READING TEXT Block Start

Yes, we chatted on Skype. Greg explained to me that the extension does modify the browser's TLS validation behavior similar to Convergence/FreeSpeechMe plugins (that wasn't clear to me in any of the literature I found available on the website). So that takes care of any MITM concerns. There is still a non-security-related concern regarding whether this extension can be ported over to other browsers like Chromium (much less IE and Safari, but those are closed source anyway).

By the way, I am glad JoeyD brought up the Squid approach during the hangout, which is an approach I advocated earlier in this post. That approach is backwards compatible with any browser, but unfortunately it would only be practical to run on a laptop/desktop (I don't think it is even possible to do on an unrooted/non-jailbroken smartphone). I mean it is possible to do with a separate trusted server, but it would have to be really trusted since it would have access to all the plaintext communication over the HTTPS connection.

READING TEXT Block End

**EXERCISE**
Please answer these questions about the post on the browser extension:
1. According to Greg, what does the extension modify?
2. Which two browsers does the post call closed source?
3. Who brought up the Squid approach during the hangout?
The rows come from a different source than the post.

DATA RECORDS Block Start

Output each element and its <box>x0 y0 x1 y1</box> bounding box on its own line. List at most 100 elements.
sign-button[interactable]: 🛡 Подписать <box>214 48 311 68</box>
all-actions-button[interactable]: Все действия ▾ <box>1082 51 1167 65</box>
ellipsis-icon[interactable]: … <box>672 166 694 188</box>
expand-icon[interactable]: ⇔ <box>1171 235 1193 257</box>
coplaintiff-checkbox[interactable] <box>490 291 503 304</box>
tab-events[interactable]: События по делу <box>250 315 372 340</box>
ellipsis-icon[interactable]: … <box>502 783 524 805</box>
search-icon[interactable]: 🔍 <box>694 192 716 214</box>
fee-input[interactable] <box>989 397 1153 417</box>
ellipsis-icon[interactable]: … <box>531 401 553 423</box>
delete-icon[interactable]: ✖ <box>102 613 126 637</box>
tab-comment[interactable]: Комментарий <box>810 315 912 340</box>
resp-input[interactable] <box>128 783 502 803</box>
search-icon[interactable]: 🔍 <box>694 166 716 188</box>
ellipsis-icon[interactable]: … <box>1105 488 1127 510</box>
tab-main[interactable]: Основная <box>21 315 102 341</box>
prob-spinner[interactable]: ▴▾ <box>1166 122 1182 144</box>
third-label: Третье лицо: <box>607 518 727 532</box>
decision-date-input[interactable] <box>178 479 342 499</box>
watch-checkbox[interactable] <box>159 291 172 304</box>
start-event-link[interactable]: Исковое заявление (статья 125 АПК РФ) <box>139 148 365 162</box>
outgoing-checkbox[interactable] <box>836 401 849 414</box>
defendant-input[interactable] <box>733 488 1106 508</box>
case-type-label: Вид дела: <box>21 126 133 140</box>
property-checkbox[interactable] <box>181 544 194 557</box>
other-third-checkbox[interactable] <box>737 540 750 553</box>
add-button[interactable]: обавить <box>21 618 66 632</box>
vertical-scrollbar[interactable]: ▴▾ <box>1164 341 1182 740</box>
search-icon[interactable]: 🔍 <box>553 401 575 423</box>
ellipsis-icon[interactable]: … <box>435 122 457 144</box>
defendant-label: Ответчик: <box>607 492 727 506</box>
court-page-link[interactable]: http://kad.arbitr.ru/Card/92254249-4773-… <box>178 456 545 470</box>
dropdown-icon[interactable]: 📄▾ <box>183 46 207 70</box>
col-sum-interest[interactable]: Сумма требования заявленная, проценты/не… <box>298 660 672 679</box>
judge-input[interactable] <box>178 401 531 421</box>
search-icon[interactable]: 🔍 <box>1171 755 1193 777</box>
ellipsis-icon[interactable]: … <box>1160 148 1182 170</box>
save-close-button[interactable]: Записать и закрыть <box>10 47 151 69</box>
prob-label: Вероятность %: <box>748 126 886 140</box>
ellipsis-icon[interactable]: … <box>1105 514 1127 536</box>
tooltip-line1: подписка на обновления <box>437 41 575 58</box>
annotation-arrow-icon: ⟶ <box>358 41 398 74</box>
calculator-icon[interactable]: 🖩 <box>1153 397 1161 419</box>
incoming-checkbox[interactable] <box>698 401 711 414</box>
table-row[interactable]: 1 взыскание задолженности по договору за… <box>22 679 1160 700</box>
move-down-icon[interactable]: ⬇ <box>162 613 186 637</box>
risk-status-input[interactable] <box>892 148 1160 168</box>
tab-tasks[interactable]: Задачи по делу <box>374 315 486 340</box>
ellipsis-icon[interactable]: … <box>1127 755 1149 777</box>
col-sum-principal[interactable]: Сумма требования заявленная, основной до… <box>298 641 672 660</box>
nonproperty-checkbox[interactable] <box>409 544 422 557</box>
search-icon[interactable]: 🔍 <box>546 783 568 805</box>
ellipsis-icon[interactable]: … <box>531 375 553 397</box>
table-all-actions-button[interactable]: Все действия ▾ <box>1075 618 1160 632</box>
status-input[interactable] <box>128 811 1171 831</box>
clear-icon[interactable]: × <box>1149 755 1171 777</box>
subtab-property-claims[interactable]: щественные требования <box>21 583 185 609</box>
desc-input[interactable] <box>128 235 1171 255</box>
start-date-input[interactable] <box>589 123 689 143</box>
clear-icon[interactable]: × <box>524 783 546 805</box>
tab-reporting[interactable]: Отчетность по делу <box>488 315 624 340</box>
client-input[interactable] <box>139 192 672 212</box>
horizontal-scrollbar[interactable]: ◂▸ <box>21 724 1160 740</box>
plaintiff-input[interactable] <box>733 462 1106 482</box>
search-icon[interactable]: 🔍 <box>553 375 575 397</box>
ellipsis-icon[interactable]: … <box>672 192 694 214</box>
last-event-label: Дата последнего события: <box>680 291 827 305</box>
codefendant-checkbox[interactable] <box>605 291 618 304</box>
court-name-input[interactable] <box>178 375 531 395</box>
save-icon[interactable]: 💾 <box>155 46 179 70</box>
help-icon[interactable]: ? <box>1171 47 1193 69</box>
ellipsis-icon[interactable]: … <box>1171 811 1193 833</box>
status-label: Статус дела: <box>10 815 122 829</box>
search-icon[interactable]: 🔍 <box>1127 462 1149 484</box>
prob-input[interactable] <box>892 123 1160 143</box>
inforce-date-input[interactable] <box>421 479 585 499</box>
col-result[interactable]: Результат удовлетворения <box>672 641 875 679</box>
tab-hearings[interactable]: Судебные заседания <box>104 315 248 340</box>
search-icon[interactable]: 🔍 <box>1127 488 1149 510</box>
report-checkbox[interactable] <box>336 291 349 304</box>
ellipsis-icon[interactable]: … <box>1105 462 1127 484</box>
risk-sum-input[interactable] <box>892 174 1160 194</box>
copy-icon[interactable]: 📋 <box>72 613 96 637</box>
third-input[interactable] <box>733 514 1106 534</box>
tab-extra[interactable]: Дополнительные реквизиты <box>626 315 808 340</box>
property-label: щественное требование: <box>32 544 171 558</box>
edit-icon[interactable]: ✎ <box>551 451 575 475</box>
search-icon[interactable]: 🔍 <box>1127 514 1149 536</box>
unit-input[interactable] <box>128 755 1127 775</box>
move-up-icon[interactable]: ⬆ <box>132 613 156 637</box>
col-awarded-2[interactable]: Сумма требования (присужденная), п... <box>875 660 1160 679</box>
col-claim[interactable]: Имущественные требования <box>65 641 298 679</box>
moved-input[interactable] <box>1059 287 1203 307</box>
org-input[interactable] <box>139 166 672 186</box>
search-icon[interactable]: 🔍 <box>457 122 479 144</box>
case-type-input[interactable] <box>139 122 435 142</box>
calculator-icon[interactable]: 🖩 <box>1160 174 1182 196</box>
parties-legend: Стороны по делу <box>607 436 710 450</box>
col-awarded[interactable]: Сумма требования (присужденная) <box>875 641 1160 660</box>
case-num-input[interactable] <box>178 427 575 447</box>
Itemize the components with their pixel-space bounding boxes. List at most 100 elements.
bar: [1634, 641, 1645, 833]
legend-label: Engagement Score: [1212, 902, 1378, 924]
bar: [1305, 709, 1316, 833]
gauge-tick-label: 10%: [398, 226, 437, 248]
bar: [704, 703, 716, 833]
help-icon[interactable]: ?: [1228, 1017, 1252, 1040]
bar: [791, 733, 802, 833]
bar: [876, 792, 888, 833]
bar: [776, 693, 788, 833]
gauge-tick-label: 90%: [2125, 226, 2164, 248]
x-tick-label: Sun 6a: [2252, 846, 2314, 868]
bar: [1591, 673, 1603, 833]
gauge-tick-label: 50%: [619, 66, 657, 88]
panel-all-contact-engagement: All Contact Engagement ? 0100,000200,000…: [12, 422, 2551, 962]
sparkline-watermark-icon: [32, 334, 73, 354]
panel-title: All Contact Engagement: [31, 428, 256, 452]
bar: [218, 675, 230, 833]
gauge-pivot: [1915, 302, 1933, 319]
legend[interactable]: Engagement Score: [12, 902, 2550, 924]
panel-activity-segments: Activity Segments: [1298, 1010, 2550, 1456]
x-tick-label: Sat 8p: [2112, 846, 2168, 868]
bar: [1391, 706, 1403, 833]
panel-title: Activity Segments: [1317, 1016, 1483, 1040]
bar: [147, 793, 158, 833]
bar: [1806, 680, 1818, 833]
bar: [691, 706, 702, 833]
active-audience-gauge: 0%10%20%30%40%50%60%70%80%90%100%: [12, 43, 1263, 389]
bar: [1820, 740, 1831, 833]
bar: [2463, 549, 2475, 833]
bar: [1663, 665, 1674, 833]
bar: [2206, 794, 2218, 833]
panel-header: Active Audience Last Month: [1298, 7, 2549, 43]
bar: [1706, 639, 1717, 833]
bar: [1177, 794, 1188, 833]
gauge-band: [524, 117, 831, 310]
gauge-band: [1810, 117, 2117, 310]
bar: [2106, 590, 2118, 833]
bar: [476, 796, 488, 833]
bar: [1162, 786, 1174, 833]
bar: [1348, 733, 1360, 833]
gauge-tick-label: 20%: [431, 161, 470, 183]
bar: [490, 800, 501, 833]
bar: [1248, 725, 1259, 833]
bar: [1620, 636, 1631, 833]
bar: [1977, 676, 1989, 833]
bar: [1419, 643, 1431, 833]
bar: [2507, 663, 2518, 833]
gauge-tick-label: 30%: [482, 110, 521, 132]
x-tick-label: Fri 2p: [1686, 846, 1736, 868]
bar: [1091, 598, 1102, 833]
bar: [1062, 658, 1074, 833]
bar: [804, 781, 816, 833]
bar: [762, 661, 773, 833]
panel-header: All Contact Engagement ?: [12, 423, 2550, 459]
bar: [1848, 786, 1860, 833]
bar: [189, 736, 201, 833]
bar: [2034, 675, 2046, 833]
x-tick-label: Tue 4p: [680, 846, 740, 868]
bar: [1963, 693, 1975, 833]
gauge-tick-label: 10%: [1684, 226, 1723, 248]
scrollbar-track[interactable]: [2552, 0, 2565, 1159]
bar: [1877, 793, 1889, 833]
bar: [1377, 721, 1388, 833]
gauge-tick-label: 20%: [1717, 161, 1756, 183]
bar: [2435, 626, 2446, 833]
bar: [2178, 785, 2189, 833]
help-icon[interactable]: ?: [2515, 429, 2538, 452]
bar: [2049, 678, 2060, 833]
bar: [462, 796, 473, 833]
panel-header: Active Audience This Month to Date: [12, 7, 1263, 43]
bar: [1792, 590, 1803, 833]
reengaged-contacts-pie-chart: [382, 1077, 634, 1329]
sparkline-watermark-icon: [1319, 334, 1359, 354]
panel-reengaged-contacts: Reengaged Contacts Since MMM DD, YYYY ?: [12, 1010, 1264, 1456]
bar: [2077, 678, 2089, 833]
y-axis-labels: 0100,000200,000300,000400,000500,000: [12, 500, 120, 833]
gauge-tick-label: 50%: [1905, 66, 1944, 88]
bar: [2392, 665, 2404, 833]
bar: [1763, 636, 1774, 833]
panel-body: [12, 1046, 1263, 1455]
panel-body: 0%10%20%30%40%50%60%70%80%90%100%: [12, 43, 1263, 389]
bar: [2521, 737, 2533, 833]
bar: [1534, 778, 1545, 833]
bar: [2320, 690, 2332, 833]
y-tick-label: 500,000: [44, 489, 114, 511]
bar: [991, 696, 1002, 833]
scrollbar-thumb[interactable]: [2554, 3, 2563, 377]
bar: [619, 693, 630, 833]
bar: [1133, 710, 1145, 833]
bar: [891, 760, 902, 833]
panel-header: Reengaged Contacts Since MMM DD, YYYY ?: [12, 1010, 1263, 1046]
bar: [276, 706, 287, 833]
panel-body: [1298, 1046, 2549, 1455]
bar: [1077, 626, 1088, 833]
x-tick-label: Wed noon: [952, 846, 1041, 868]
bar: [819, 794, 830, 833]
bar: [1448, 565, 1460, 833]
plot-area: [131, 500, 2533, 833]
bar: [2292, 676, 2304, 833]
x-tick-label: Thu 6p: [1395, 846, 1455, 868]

DATA RECORDS Block End

**OUTPUT OF THE TASK**
1. The browser's TLS validation behavior.
2. IE and Safari.
3. JoeyD.